* [Short task]:
Images must not appear in your copy; reproduce every other part of the records exactly.

* [Data]:
□ □ □
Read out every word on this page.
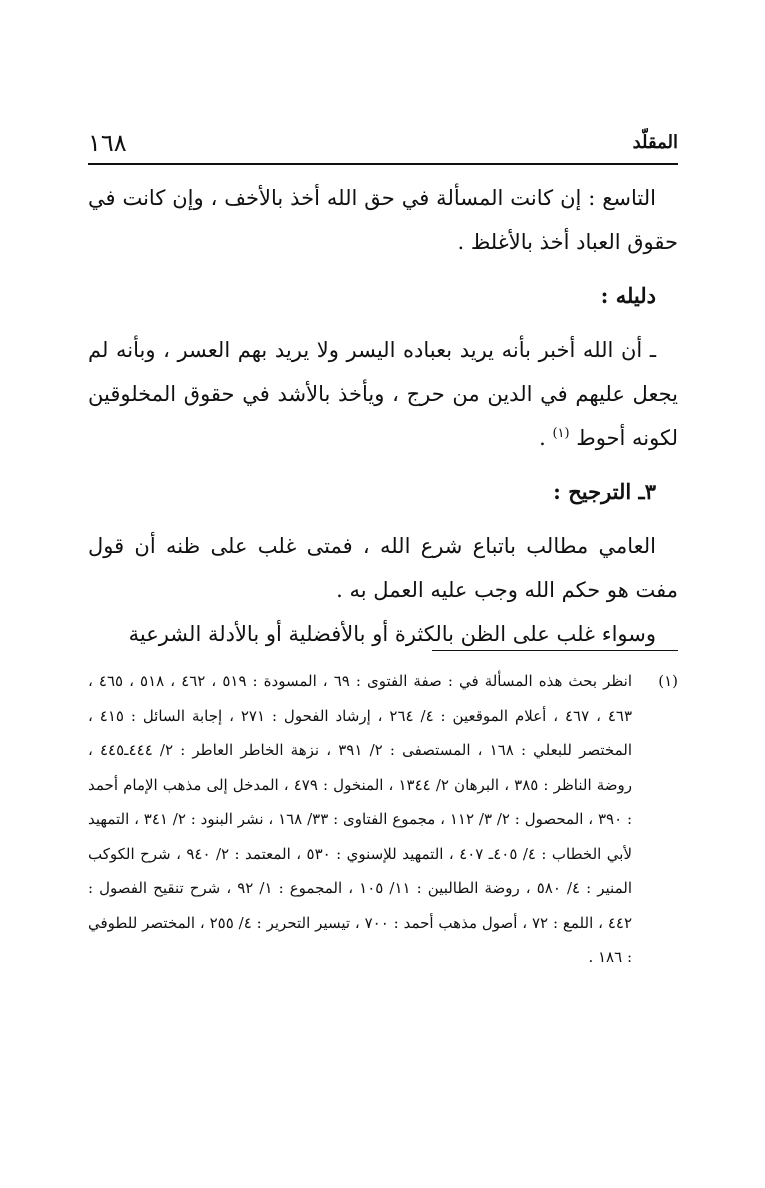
المقلّد
١٦٨

التاسع : إن كانت المسألة في حق الله أخذ بالأخف ، وإن كانت في حقوق العباد أخذ بالأغلظ .

دليله :

ـ أن الله أخبر بأنه يريد بعباده اليسر ولا يريد بهم العسر ، وبأنه لم يجعل عليهم في الدين من حرج ، ويأخذ بالأشد في حقوق المخلوقين لكونه أحوط $^{(١)}$ .

٣ـ الترجيح :

العامي مطالب باتباع شرع الله ، فمتى غلب على ظنه أن قول مفت هو حكم الله وجب عليه العمل به .

وسواء غلب على الظن بالكثرة أو بالأفضلية أو بالأدلة الشرعية

(١)
انظر بحث هذه المسألة في : صفة الفتوى : ٦٩ ، المسودة : ٥١٩ ، ٤٦٢ ، ٥١٨ ، ٤٦٥ ، ٤٦٣ ، ٤٦٧ ، أعلام الموقعين : ٤/ ٢٦٤ ، إرشاد الفحول : ٢٧١ ، إجابة السائل : ٤١٥ ، المختصر للبعلي : ١٦٨ ، المستصفى : ٢/ ٣٩١ ، نزهة الخاطر العاطر : ٢/ ٤٤٤ـ٤٤٥ ، روضة الناظر : ٣٨٥ ، البرهان ٢/ ١٣٤٤ ، المنخول : ٤٧٩ ، المدخل إلى مذهب الإمام أحمد : ٣٩٠ ، المحصول : ٢/ ٣/ ١١٢ ، مجموع الفتاوى : ٣٣/ ١٦٨ ، نشر البنود : ٢/ ٣٤١ ، التمهيد لأبي الخطاب : ٤/ ٤٠٥ـ ٤٠٧ ، التمهيد للإسنوي : ٥٣٠ ، المعتمد : ٢/ ٩٤٠ ، شرح الكوكب المنير : ٤/ ٥٨٠ ، روضة الطالبين : ١١/ ١٠٥ ، المجموع : ١/ ٩٢ ، شرح تنقيح الفصول : ٤٤٢ ، اللمع : ٧٢ ، أصول مذهب أحمد : ٧٠٠ ، تيسير التحرير : ٤/ ٢٥٥ ، المختصر للطوفي : ١٨٦ .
□ □ □
* [Task solution]:
Read out every word on this page.
المقلّد
١٦٨

التاسع : إن كانت المسألة في حق الله أخذ بالأخف ، وإن كانت في حقوق العباد أخذ بالأغلظ .

دليله :

ـ أن الله أخبر بأنه يريد بعباده اليسر ولا يريد بهم العسر ، وبأنه لم يجعل عليهم في الدين من حرج ، ويأخذ بالأشد في حقوق المخلوقين لكونه أحوط $^{(١)}$ .

٣ـ الترجيح :

العامي مطالب باتباع شرع الله ، فمتى غلب على ظنه أن قول مفت هو حكم الله وجب عليه العمل به .

وسواء غلب على الظن بالكثرة أو بالأفضلية أو بالأدلة الشرعية

(١)
انظر بحث هذه المسألة في : صفة الفتوى : ٦٩ ، المسودة : ٥١٩ ، ٤٦٢ ، ٥١٨ ، ٤٦٥ ، ٤٦٣ ، ٤٦٧ ، أعلام الموقعين : ٤/ ٢٦٤ ، إرشاد الفحول : ٢٧١ ، إجابة السائل : ٤١٥ ، المختصر للبعلي : ١٦٨ ، المستصفى : ٢/ ٣٩١ ، نزهة الخاطر العاطر : ٢/ ٤٤٤ـ٤٤٥ ، روضة الناظر : ٣٨٥ ، البرهان ٢/ ١٣٤٤ ، المنخول : ٤٧٩ ، المدخل إلى مذهب الإمام أحمد : ٣٩٠ ، المحصول : ٢/ ٣/ ١١٢ ، مجموع الفتاوى : ٣٣/ ١٦٨ ، نشر البنود : ٢/ ٣٤١ ، التمهيد لأبي الخطاب : ٤/ ٤٠٥ـ ٤٠٧ ، التمهيد للإسنوي : ٥٣٠ ، المعتمد : ٢/ ٩٤٠ ، شرح الكوكب المنير : ٤/ ٥٨٠ ، روضة الطالبين : ١١/ ١٠٥ ، المجموع : ١/ ٩٢ ، شرح تنقيح الفصول : ٤٤٢ ، اللمع : ٧٢ ، أصول مذهب أحمد : ٧٠٠ ، تيسير التحرير : ٤/ ٢٥٥ ، المختصر للطوفي : ١٨٦ .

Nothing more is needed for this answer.